LIST OF TASKS:
[1] From the passage on agency under the Khmer Rouge, list the different ways the Cham prisoners at Kroch Chhmar reacted to their ordeal.
[2] Update the passage on agency under the Khmer Rouge. Reproduce it from "Asserting the agency" up to and including "Cambodia, 2006) 24-44.", replacing "guards and soldiers" with "guards and cadres".

GIVEN PASSAGE:
+--

Decisions and Parameters
The starting point of this research is the acknowledgement of a space for
individual choices for Cambodians during the Khmer Rouge rule. Is this stretching the
concept of agency too far? While I believe that advancing an argument reclaiming the
role of society in this repressive regime is mostly appropriate and feasible, some
parameters need to be set in place in order to avoid misleading implications.
12
The basic premise is that Cambodians were not merely passive during the three
years of the Khmer Rouge regime. A broad survey of survivors’ accounts would suffice
to prove this point. If we take a group of Cambodians who had to survive the same ordeal
at the same time, we can locate the differences in their thoughts about the situation and
subsequent actions. Therefore, being able to perform different actions in a similarly
repressive situation shows the existence of minimal room for decision-making.
A good example can be found in Ysa Osman’s The Cham Rebellion. In the first
part of his book, the author lists different interviews of Cham villagers who went through
the same ordeal at the beginning of Democratic Kampuchea. Indeed, those Khmer Rouge
survivors were all arrested without having committed a crime and were sent for
interrogation at the Kroch Chhmar prison headquarters in Kampong Cham. Despite the
extent of the coercion, these villagers all reacted differently: a prisoner disobeyed the
rules set by the Khmer Rouge in defiance, another decided to lie during his interrogation
to avoid torture and advised his fellow prisoners to use the same tactic, yet another
decided to stick to the truth and claim his innocence, and the last one attempted to escape
twice during his arrest.15 Those differences illustrate variation even in the most restrictive
situation. From this example, we can infer that Cambodians living outside the prison
system had more freedoms in their decision-making.
Asserting the agency of the subjects of a repressive regime is not tantamount to
displacing the responsibility for their fate from the hands of the guards and soldiers into
their own. In order to avoid any implication of blaming the victim, this research only
looks at which decision was taken and on which premise, without systematically referring
15
El Him’s story, from Osman Ysa, The Cham Rebellion: Survivor’s Stories from the Villages, (Phnom
Penh: Documentation Centre of Cambodia, 2006) 24-44.

+--

DATASET EXTRACT:

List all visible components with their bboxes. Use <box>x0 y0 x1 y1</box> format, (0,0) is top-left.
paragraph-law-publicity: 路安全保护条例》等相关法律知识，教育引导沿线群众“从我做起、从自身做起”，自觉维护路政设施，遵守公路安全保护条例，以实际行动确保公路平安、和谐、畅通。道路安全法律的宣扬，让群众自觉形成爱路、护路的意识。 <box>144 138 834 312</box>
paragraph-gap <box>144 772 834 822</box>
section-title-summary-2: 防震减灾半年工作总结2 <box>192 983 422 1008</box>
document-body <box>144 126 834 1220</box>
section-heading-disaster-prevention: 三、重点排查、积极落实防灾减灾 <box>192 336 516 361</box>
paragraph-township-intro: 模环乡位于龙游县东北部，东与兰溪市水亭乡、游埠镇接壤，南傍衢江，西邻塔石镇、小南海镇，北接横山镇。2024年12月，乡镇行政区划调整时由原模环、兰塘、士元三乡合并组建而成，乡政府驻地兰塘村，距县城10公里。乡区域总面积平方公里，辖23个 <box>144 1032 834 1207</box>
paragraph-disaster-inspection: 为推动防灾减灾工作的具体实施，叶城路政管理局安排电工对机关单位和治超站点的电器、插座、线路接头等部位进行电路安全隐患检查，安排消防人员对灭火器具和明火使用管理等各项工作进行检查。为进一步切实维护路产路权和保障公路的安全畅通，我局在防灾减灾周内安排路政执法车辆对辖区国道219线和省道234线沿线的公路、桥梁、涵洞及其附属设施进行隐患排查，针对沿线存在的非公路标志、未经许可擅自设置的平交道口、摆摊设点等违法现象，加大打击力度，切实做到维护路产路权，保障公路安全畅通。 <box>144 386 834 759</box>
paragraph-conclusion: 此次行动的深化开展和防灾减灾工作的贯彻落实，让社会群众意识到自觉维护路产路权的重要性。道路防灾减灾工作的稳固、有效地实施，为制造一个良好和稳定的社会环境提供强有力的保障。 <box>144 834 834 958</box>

+--

SOLUTIONS TO THE TASKS:
[1]
- One prisoner disobeyed the rules set by the Khmer Rouge in defiance.
- Another lied during his interrogation to avoid torture and advised his fellow prisoners to use the same tactic.
- Another stuck to the truth and claimed his innocence.
- The last one attempted to escape twice during his arrest.

[2]
Asserting the agency of the subjects of a repressive regime is not tantamount to
displacing the responsibility for their fate from the hands of the guards and cadres into
their own. In order to avoid any implication of blaming the victim, this research only
looks at which decision was taken and on which premise, without systematically referring
15
El Him’s story, from Osman Ysa, The Cham Rebellion: Survivor’s Stories from the Villages, (Phnom
Penh: Documentation Centre of Cambodia, 2006) 24-44.